[Extracted records]

....................

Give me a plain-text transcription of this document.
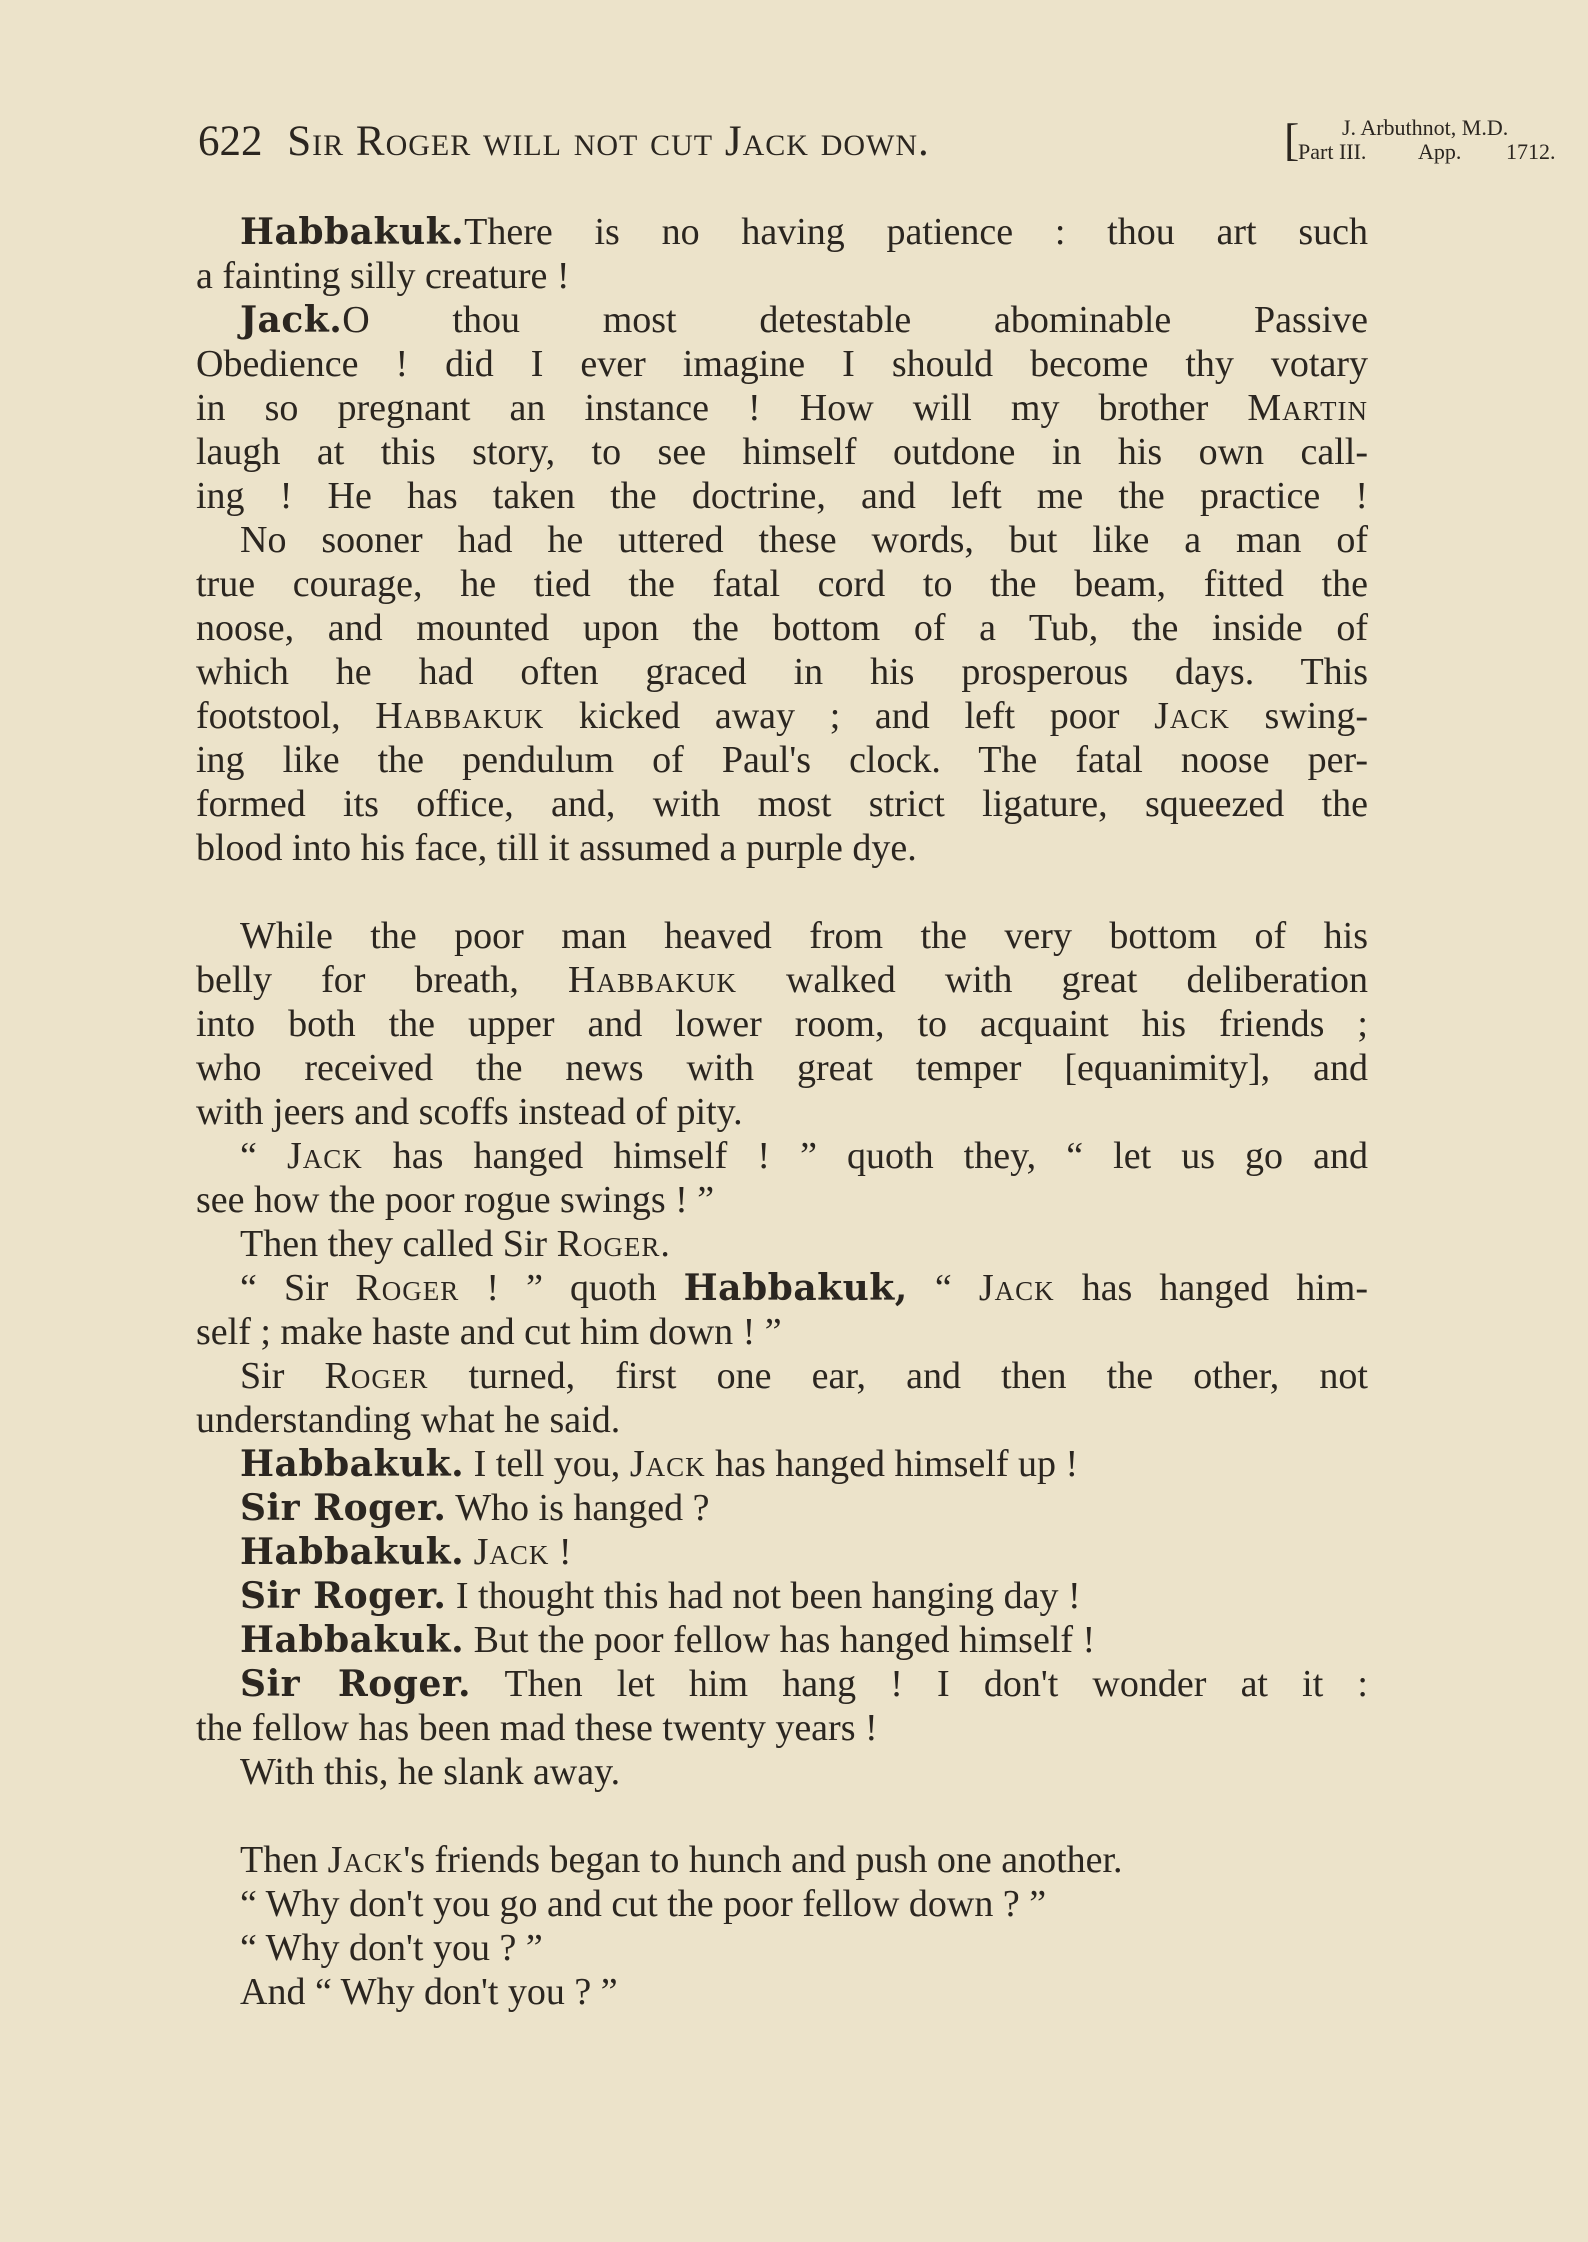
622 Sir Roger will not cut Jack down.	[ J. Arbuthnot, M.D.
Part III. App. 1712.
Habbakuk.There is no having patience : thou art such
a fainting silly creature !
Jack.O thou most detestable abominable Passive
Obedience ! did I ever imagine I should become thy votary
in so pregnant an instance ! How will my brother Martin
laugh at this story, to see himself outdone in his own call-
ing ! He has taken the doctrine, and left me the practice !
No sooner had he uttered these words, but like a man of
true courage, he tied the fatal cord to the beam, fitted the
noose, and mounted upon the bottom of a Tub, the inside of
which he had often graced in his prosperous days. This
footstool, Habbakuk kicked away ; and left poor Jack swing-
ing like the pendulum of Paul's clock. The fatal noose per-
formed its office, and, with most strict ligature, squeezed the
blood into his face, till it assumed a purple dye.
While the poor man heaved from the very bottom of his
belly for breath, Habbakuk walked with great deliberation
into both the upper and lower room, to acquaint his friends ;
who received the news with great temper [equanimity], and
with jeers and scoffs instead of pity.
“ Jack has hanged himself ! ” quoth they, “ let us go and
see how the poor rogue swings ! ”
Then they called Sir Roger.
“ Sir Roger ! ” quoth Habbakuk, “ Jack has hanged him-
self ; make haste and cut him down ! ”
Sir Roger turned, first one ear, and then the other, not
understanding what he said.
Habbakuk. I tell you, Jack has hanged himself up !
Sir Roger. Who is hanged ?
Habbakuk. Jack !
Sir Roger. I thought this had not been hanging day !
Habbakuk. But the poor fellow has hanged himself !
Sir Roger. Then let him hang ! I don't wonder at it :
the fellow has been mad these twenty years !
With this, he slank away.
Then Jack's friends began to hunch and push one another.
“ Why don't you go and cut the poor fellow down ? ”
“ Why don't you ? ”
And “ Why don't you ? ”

....................

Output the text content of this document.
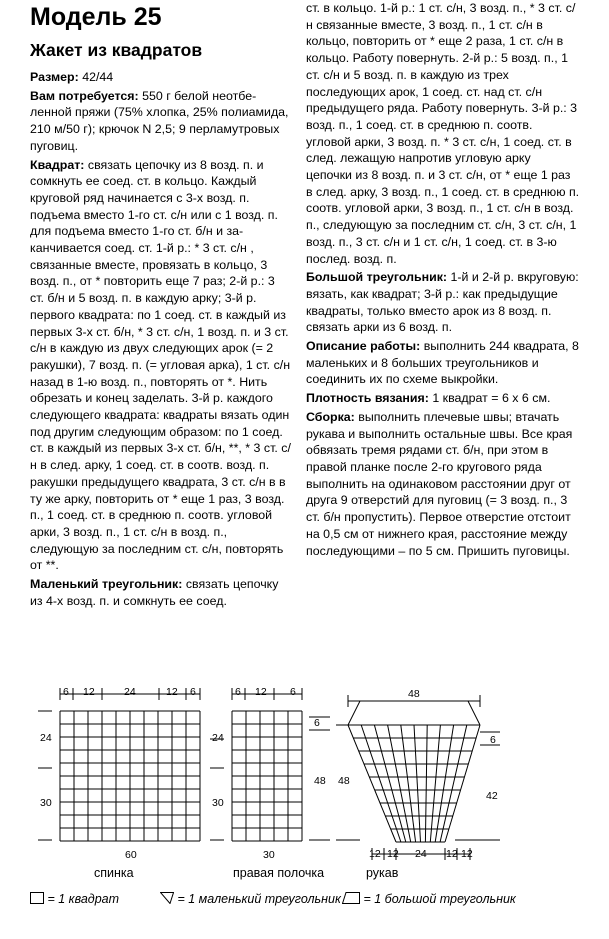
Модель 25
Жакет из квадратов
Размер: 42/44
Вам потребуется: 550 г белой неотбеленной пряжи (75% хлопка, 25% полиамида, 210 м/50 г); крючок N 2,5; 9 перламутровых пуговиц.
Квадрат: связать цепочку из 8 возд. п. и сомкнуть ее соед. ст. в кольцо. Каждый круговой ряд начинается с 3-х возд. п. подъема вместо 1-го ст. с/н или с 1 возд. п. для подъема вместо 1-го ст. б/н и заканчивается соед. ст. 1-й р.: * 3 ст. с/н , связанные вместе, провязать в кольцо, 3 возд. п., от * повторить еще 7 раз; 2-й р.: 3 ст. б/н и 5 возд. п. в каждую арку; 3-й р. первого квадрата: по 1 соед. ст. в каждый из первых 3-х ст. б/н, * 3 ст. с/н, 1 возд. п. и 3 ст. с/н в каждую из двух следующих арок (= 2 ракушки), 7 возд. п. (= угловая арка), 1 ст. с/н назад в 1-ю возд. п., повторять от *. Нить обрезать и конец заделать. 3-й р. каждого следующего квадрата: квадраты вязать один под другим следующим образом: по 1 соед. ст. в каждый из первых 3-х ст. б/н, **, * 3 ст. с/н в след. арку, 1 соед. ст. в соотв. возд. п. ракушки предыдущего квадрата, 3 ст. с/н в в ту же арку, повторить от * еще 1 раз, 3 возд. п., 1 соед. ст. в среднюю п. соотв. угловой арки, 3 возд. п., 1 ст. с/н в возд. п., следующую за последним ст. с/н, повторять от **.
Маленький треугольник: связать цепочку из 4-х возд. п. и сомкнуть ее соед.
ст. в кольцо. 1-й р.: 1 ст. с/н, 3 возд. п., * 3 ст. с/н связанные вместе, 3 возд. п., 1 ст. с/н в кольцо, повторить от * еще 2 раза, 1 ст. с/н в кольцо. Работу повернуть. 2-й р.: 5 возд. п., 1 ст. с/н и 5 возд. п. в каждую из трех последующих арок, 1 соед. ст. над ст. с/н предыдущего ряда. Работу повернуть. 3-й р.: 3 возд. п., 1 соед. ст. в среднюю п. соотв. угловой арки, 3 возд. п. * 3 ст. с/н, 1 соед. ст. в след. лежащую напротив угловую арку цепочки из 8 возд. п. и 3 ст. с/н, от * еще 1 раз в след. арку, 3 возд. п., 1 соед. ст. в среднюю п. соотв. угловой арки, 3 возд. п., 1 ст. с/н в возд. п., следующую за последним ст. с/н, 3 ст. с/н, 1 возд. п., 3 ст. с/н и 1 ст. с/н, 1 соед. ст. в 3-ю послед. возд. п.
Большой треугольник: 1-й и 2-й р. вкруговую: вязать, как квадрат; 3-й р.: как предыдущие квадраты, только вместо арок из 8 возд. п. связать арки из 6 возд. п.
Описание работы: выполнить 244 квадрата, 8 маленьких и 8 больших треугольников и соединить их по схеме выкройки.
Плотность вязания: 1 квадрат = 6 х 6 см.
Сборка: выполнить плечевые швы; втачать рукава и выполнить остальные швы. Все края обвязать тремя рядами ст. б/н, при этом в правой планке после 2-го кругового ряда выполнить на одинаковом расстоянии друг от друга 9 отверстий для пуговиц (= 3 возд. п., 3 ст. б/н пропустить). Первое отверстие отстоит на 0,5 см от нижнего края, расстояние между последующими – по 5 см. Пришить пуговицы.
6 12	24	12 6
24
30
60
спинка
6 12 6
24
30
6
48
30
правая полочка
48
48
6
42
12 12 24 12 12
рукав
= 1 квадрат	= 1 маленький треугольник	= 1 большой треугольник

....................

Collect, from the material above, every line containing the word "himself".

laugh at this story, to see himself outdone in his own call-
“ Jack has hanged himself ! ” quoth they, “ let us go and
Habbakuk. I tell you, Jack has hanged himself up !
Habbakuk. But the poor fellow has hanged himself !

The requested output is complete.